Start of AVAILABLE DATA

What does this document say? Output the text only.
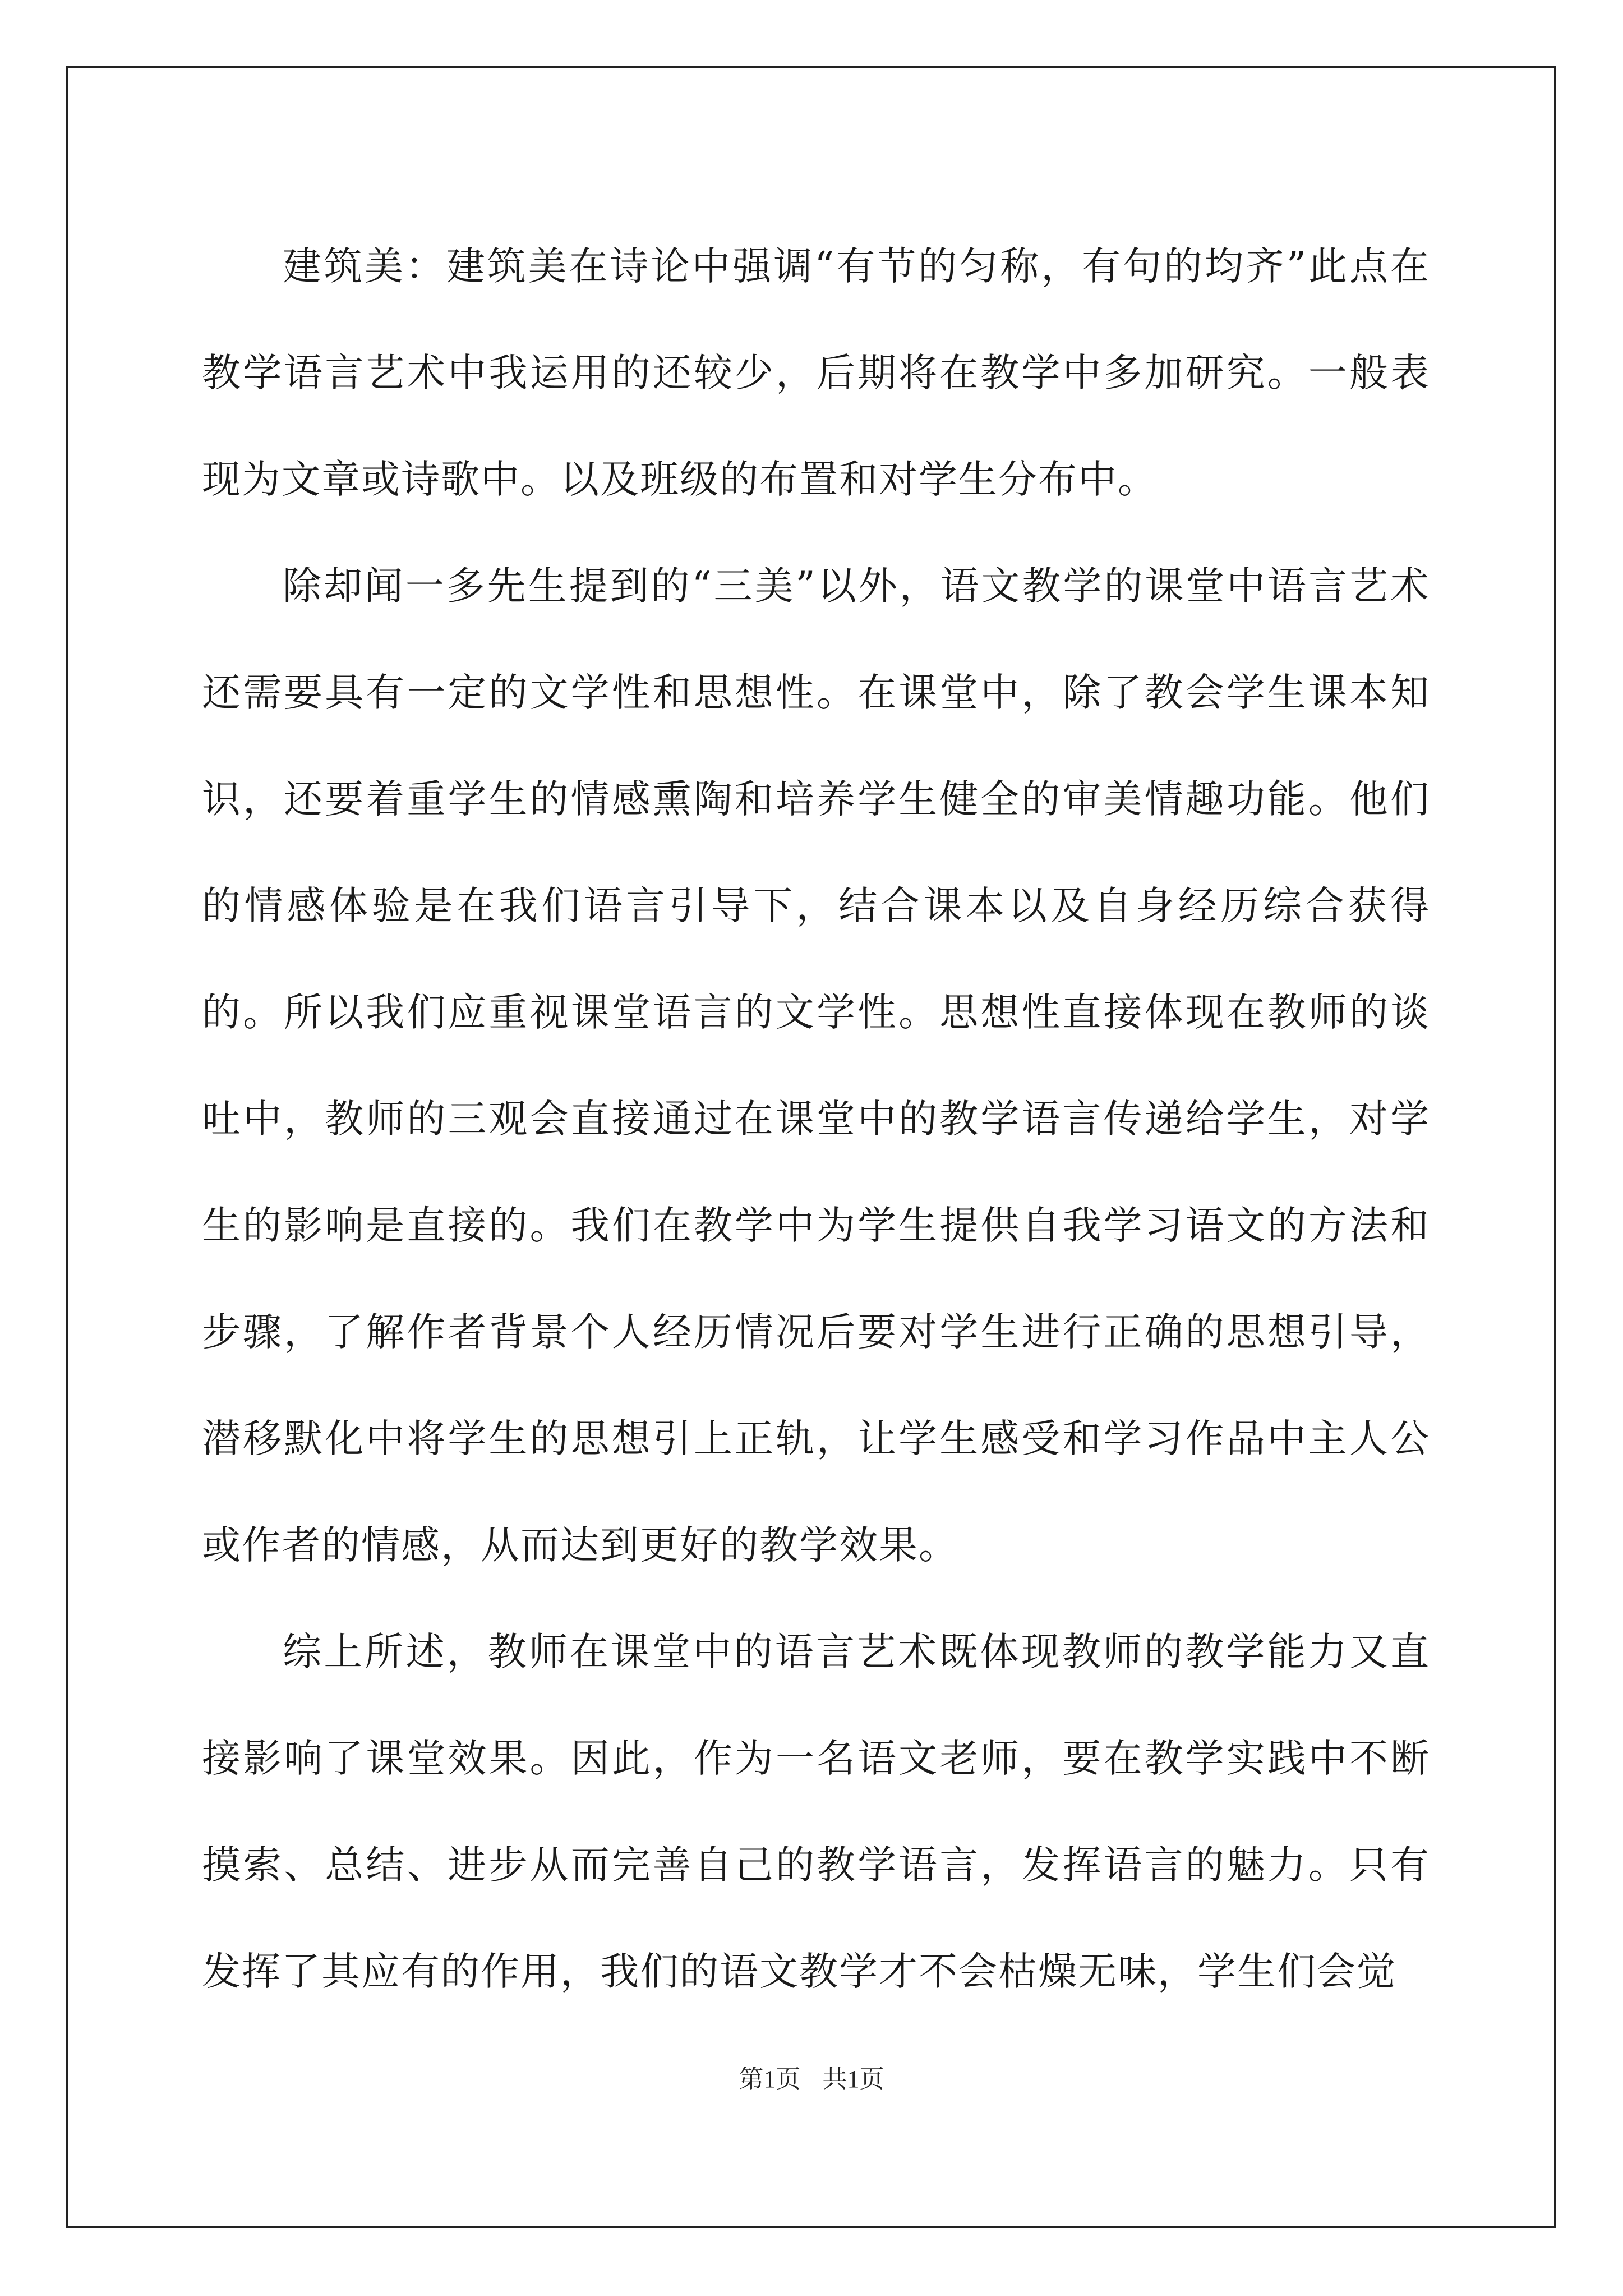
建筑美：建筑美在诗论中强调“有节的匀称，有句的均齐”此点在教学语言艺术中我运用的还较少，后期将在教学中多加研究。一般表现为文章或诗歌中。以及班级的布置和对学生分布中。

除却闻一多先生提到的“三美”以外，语文教学的课堂中语言艺术还需要具有一定的文学性和思想性。在课堂中，除了教会学生课本知识，还要着重学生的情感熏陶和培养学生健全的审美情趣功能。他们的情感体验是在我们语言引导下，结合课本以及自身经历综合获得的。所以我们应重视课堂语言的文学性。思想性直接体现在教师的谈吐中，教师的三观会直接通过在课堂中的教学语言传递给学生，对学生的影响是直接的。我们在教学中为学生提供自我学习语文的方法和步骤，了解作者背景个人经历情况后要对学生进行正确的思想引导，潜移默化中将学生的思想引上正轨，让学生感受和学习作品中主人公或作者的情感，从而达到更好的教学效果。

综上所述，教师在课堂中的语言艺术既体现教师的教学能力又直接影响了课堂效果。因此，作为一名语文老师，要在教学实践中不断摸索、总结、进步从而完善自己的教学语言，发挥语言的魅力。只有发挥了其应有的作用，我们的语文教学才不会枯燥无味，学生们会觉

第1页 共1页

End of AVAILABLE DATA

● **EXERCISE AIM**: Leave out the pictures and output the rest of the material exactly as written.

● **CORRECT ANSWER**:
What does this document say? Output the text only.
建筑美：建筑美在诗论中强调“有节的匀称，有句的均齐”此点在教学语言艺术中我运用的还较少，后期将在教学中多加研究。一般表现为文章或诗歌中。以及班级的布置和对学生分布中。

除却闻一多先生提到的“三美”以外，语文教学的课堂中语言艺术还需要具有一定的文学性和思想性。在课堂中，除了教会学生课本知识，还要着重学生的情感熏陶和培养学生健全的审美情趣功能。他们的情感体验是在我们语言引导下，结合课本以及自身经历综合获得的。所以我们应重视课堂语言的文学性。思想性直接体现在教师的谈吐中，教师的三观会直接通过在课堂中的教学语言传递给学生，对学生的影响是直接的。我们在教学中为学生提供自我学习语文的方法和步骤，了解作者背景个人经历情况后要对学生进行正确的思想引导，潜移默化中将学生的思想引上正轨，让学生感受和学习作品中主人公或作者的情感，从而达到更好的教学效果。

综上所述，教师在课堂中的语言艺术既体现教师的教学能力又直接影响了课堂效果。因此，作为一名语文老师，要在教学实践中不断摸索、总结、进步从而完善自己的教学语言，发挥语言的魅力。只有发挥了其应有的作用，我们的语文教学才不会枯燥无味，学生们会觉

第1页 共1页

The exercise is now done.